Figure contents as structured data:
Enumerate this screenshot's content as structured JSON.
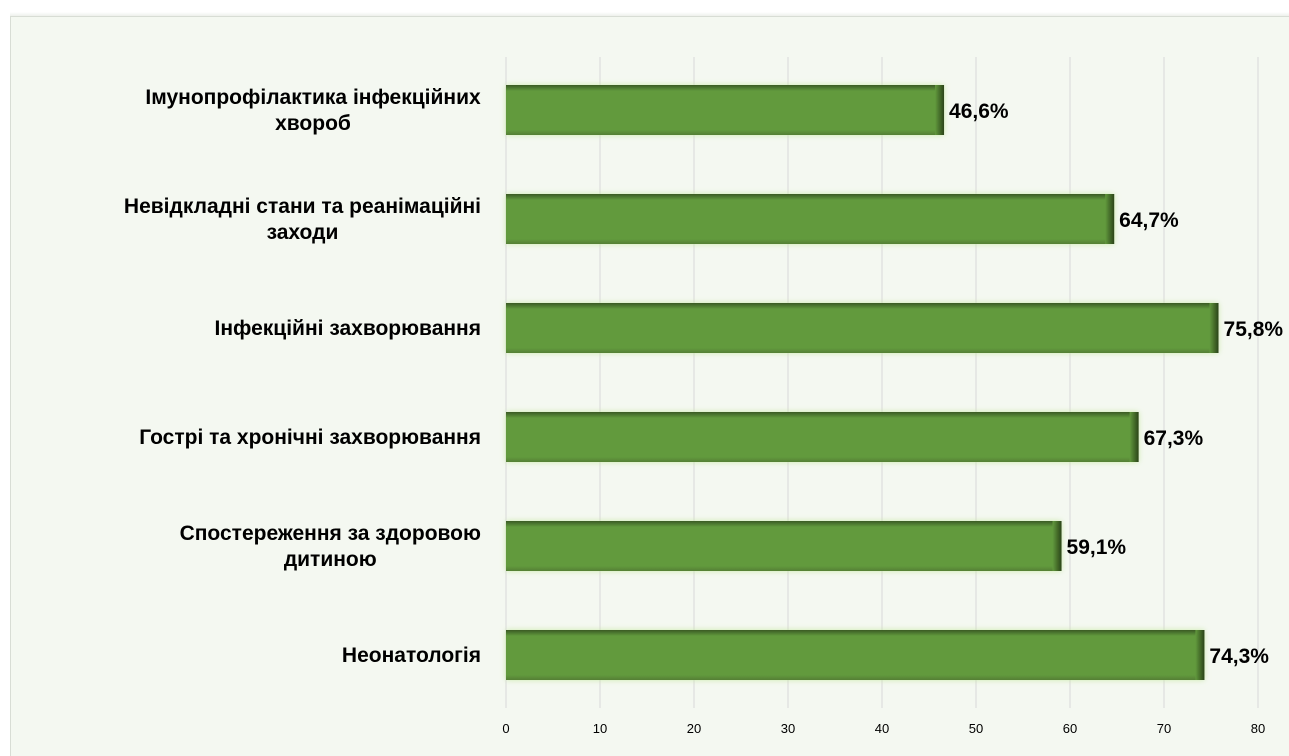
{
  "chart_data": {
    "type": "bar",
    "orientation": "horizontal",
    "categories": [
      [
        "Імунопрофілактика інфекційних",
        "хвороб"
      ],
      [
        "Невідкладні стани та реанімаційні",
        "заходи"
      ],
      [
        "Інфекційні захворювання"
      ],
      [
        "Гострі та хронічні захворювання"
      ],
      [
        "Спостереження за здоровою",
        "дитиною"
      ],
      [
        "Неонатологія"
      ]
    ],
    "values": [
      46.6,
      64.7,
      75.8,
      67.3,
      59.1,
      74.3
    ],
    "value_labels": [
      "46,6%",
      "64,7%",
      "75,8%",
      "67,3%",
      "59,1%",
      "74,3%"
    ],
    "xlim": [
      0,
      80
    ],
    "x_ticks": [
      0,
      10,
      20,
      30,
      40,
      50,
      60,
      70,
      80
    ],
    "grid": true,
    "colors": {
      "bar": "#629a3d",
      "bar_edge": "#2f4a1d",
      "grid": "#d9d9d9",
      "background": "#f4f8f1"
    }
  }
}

Task details:
Please set down each line of the data above exactly as written, without the pictures.

Exercise response:
Enumerate this screenshot's content as structured JSON.
{
  "chart_data": {
    "type": "bar",
    "orientation": "horizontal",
    "categories": [
      [
        "Імунопрофілактика інфекційних",
        "хвороб"
      ],
      [
        "Невідкладні стани та реанімаційні",
        "заходи"
      ],
      [
        "Інфекційні захворювання"
      ],
      [
        "Гострі та хронічні захворювання"
      ],
      [
        "Спостереження за здоровою",
        "дитиною"
      ],
      [
        "Неонатологія"
      ]
    ],
    "values": [
      46.6,
      64.7,
      75.8,
      67.3,
      59.1,
      74.3
    ],
    "value_labels": [
      "46,6%",
      "64,7%",
      "75,8%",
      "67,3%",
      "59,1%",
      "74,3%"
    ],
    "xlim": [
      0,
      80
    ],
    "x_ticks": [
      0,
      10,
      20,
      30,
      40,
      50,
      60,
      70,
      80
    ],
    "grid": true,
    "colors": {
      "bar": "#629a3d",
      "bar_edge": "#2f4a1d",
      "grid": "#d9d9d9",
      "background": "#f4f8f1"
    }
  }
}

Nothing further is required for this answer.